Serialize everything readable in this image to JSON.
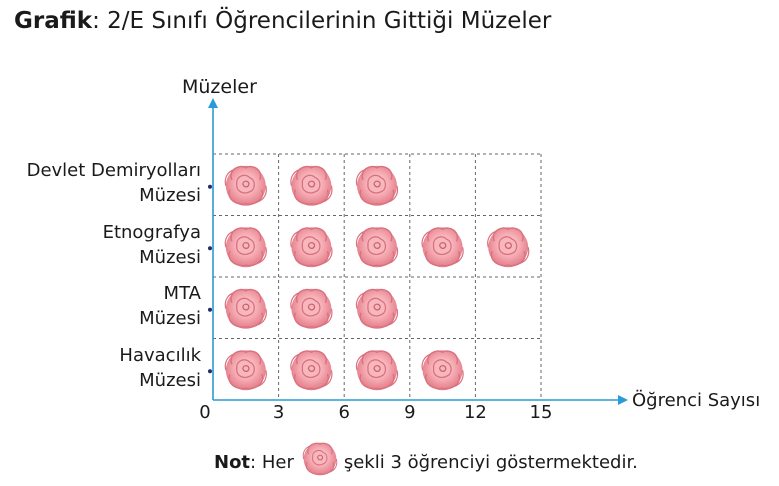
{
  "title": {
    "bold": "Grafik",
    "rest": ": 2/E Sınıfı Öğrencilerinin Gittiği Müzeler"
  },
  "chart_data": {
    "type": "pictograph",
    "ylabel": "Müzeler",
    "xlabel": "Öğrenci Sayısı",
    "categories": [
      [
        "Devlet Demiryolları",
        "Müzesi"
      ],
      [
        "Etnografya",
        "Müzesi"
      ],
      [
        "MTA",
        "Müzesi"
      ],
      [
        "Havacılık",
        "Müzesi"
      ]
    ],
    "values": [
      9,
      15,
      9,
      12
    ],
    "x_ticks": [
      "0",
      "3",
      "6",
      "9",
      "12",
      "15"
    ],
    "xlim": [
      0,
      15
    ],
    "symbol_value": 3,
    "symbol": "rose-icon",
    "grid": "dashed"
  },
  "note": {
    "bold": "Not",
    "before": ": Her",
    "after": "şekli 3 öğrenciyi göstermektedir."
  },
  "colors": {
    "axis": "#2b9ad6",
    "grid": "#666666",
    "rose": "#f29aa3",
    "rose_dark": "#d9717e"
  }
}
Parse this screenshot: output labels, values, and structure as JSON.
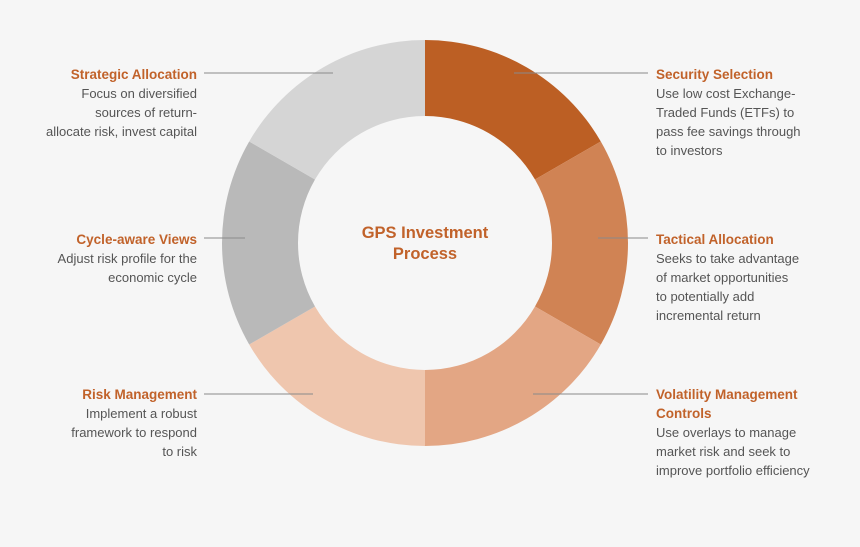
{
  "center_title": "GPS Investment\nProcess",
  "segments": [
    {
      "title": "Security Selection",
      "description": "Use low cost Exchange-\nTraded Funds (ETFs) to\npass fee savings through\nto investors",
      "color": "#bc5f24"
    },
    {
      "title": "Tactical Allocation",
      "description": "Seeks to take advantage\nof market opportunities\nto potentially add\nincremental return",
      "color": "#d08354"
    },
    {
      "title": "Volatility Management\nControls",
      "description": "Use overlays to manage\nmarket risk and seek to\nimprove portfolio efficiency",
      "color": "#e3a684"
    },
    {
      "title": "Risk Management",
      "description": "Implement a robust\nframework to respond\nto risk",
      "color": "#efc6ae"
    },
    {
      "title": "Cycle-aware Views",
      "description": "Adjust risk profile for the\neconomic cycle",
      "color": "#b9b9b9"
    },
    {
      "title": "Strategic Allocation",
      "description": "Focus on diversified\nsources of return-\nallocate risk, invest capital",
      "color": "#d5d5d5"
    }
  ]
}
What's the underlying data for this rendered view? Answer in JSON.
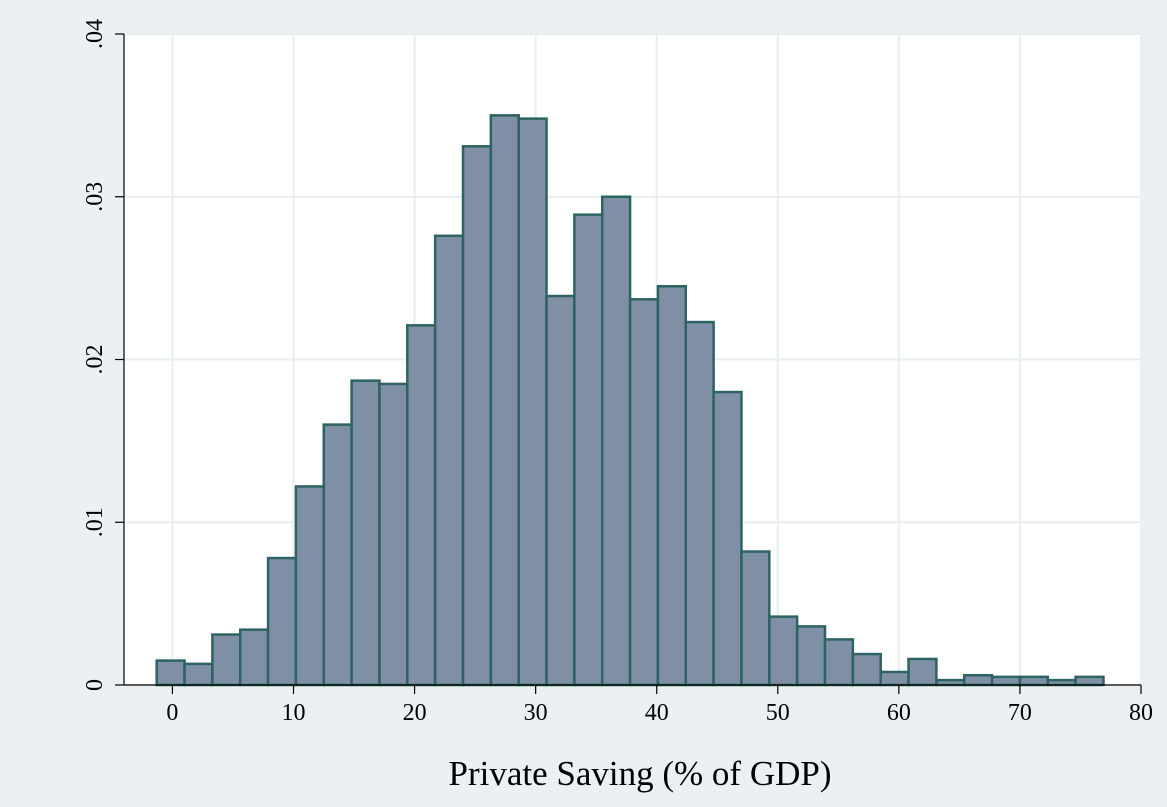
{
  "chart_data": {
    "type": "bar",
    "title": "",
    "xlabel": "Private Saving (% of GDP)",
    "ylabel": "",
    "xlim": [
      -4,
      80
    ],
    "ylim": [
      0,
      0.04
    ],
    "xticks": [
      0,
      10,
      20,
      30,
      40,
      50,
      60,
      70,
      80
    ],
    "xtick_labels": [
      "0",
      "10",
      "20",
      "30",
      "40",
      "50",
      "60",
      "70",
      "80"
    ],
    "yticks": [
      0,
      0.01,
      0.02,
      0.03,
      0.04
    ],
    "ytick_labels": [
      "0",
      ".01",
      ".02",
      ".03",
      ".04"
    ],
    "grid": true,
    "legend": "none",
    "bin_width": 2.3,
    "bin_start": -1.3,
    "values": [
      0.0015,
      0.0013,
      0.0031,
      0.0034,
      0.0078,
      0.0122,
      0.016,
      0.0187,
      0.0185,
      0.0221,
      0.0276,
      0.0331,
      0.035,
      0.0348,
      0.0239,
      0.0289,
      0.03,
      0.0237,
      0.0245,
      0.0223,
      0.018,
      0.0082,
      0.0042,
      0.0036,
      0.0028,
      0.0019,
      0.0008,
      0.0016,
      0.0003,
      0.0006,
      0.0005,
      0.0005,
      0.0003,
      0.0005
    ],
    "colors": {
      "bar_fill": "#7f90a6",
      "bar_stroke": "#2d6362",
      "plot_bg": "#ffffff",
      "outer_bg": "#eaf0f3",
      "grid": "#e8eef0"
    }
  }
}
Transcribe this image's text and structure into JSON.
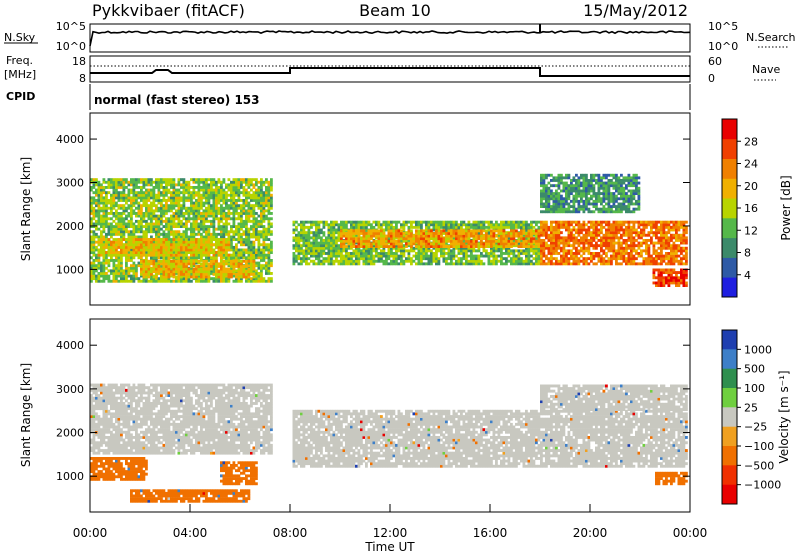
{
  "header": {
    "station": "Pykkvibaer (fitACF)",
    "beam": "Beam 10",
    "date": "15/May/2012"
  },
  "status_panels": {
    "nsky_label": "N.Sky",
    "nsky_ticks": [
      "10^5",
      "10^0"
    ],
    "nsearch_label": "N.Search",
    "nsearch_ticks": [
      "10^5",
      "10^0"
    ],
    "freq_label": "Freq.",
    "freq_unit": "[MHz]",
    "freq_ticks": [
      "18",
      "8"
    ],
    "nave_label": "Nave",
    "nave_ticks": [
      "60",
      "0"
    ],
    "cpid_label": "CPID",
    "cpid_text": "normal (fast stereo) 153"
  },
  "colors": {
    "power_scale": [
      "#1f1fe0",
      "#2e5aa6",
      "#3b8a6a",
      "#55b84a",
      "#b8d400",
      "#f0b000",
      "#f08000",
      "#f04000",
      "#e80000"
    ],
    "velocity_scale": [
      "#1f3fb0",
      "#3d7fc8",
      "#2f8f4f",
      "#6fcf3f",
      "#c8c8c0",
      "#f0a020",
      "#f07000",
      "#f03000",
      "#e80000"
    ]
  },
  "chart_data": [
    {
      "type": "heatmap",
      "panel": "power",
      "ylabel": "Slant Range [km]",
      "yticks": [
        "1000",
        "2000",
        "3000",
        "4000"
      ],
      "ylim": [
        180,
        4600
      ],
      "xlim": [
        0,
        24
      ],
      "colorbar_label": "Power [dB]",
      "colorbar_ticks": [
        "4",
        "8",
        "12",
        "16",
        "20",
        "24",
        "28"
      ],
      "clim": [
        0,
        32
      ],
      "bands": [
        {
          "t0": 0.0,
          "t1": 7.2,
          "r0": 700,
          "r1": 3100,
          "level": 14
        },
        {
          "t0": 0.3,
          "t1": 5.5,
          "r0": 1300,
          "r1": 1700,
          "level": 19
        },
        {
          "t0": 2.0,
          "t1": 6.5,
          "r0": 800,
          "r1": 1200,
          "level": 20
        },
        {
          "t0": 8.1,
          "t1": 18.0,
          "r0": 1100,
          "r1": 2100,
          "level": 13
        },
        {
          "t0": 10.0,
          "t1": 18.0,
          "r0": 1500,
          "r1": 1900,
          "level": 22
        },
        {
          "t0": 18.0,
          "t1": 23.9,
          "r0": 1100,
          "r1": 2100,
          "level": 25
        },
        {
          "t0": 18.0,
          "t1": 22.0,
          "r0": 2300,
          "r1": 3200,
          "level": 9
        },
        {
          "t0": 22.5,
          "t1": 23.9,
          "r0": 600,
          "r1": 1000,
          "level": 28
        }
      ]
    },
    {
      "type": "heatmap",
      "panel": "velocity",
      "ylabel": "Slant Range [km]",
      "yticks": [
        "1000",
        "2000",
        "3000",
        "4000"
      ],
      "ylim": [
        180,
        4600
      ],
      "xlim": [
        0,
        24
      ],
      "xticks": [
        "00:00",
        "04:00",
        "08:00",
        "12:00",
        "16:00",
        "20:00",
        "00:00"
      ],
      "xlabel": "Time UT",
      "colorbar_label": "Velocity [m s⁻¹]",
      "colorbar_ticks": [
        "1000",
        "500",
        "100",
        "25",
        "−25",
        "−100",
        "−500",
        "−1000"
      ],
      "bands": [
        {
          "t0": 0.0,
          "t1": 7.2,
          "r0": 1500,
          "r1": 3100,
          "vel": 0
        },
        {
          "t0": 0.0,
          "t1": 2.3,
          "r0": 900,
          "r1": 1400,
          "vel": -200
        },
        {
          "t0": 5.2,
          "t1": 6.6,
          "r0": 800,
          "r1": 1300,
          "vel": -200
        },
        {
          "t0": 1.6,
          "t1": 6.3,
          "r0": 400,
          "r1": 650,
          "vel": -150
        },
        {
          "t0": 8.1,
          "t1": 23.9,
          "r0": 1200,
          "r1": 2500,
          "vel": 0
        },
        {
          "t0": 18.0,
          "t1": 23.9,
          "r0": 2500,
          "r1": 3100,
          "vel": 0
        },
        {
          "t0": 22.6,
          "t1": 23.9,
          "r0": 800,
          "r1": 1100,
          "vel": -300
        }
      ]
    }
  ]
}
──────
__What you need to do__
Each line that contains the word "JSON" counts toward the total; give only that total.

__Answer to the exercise__
4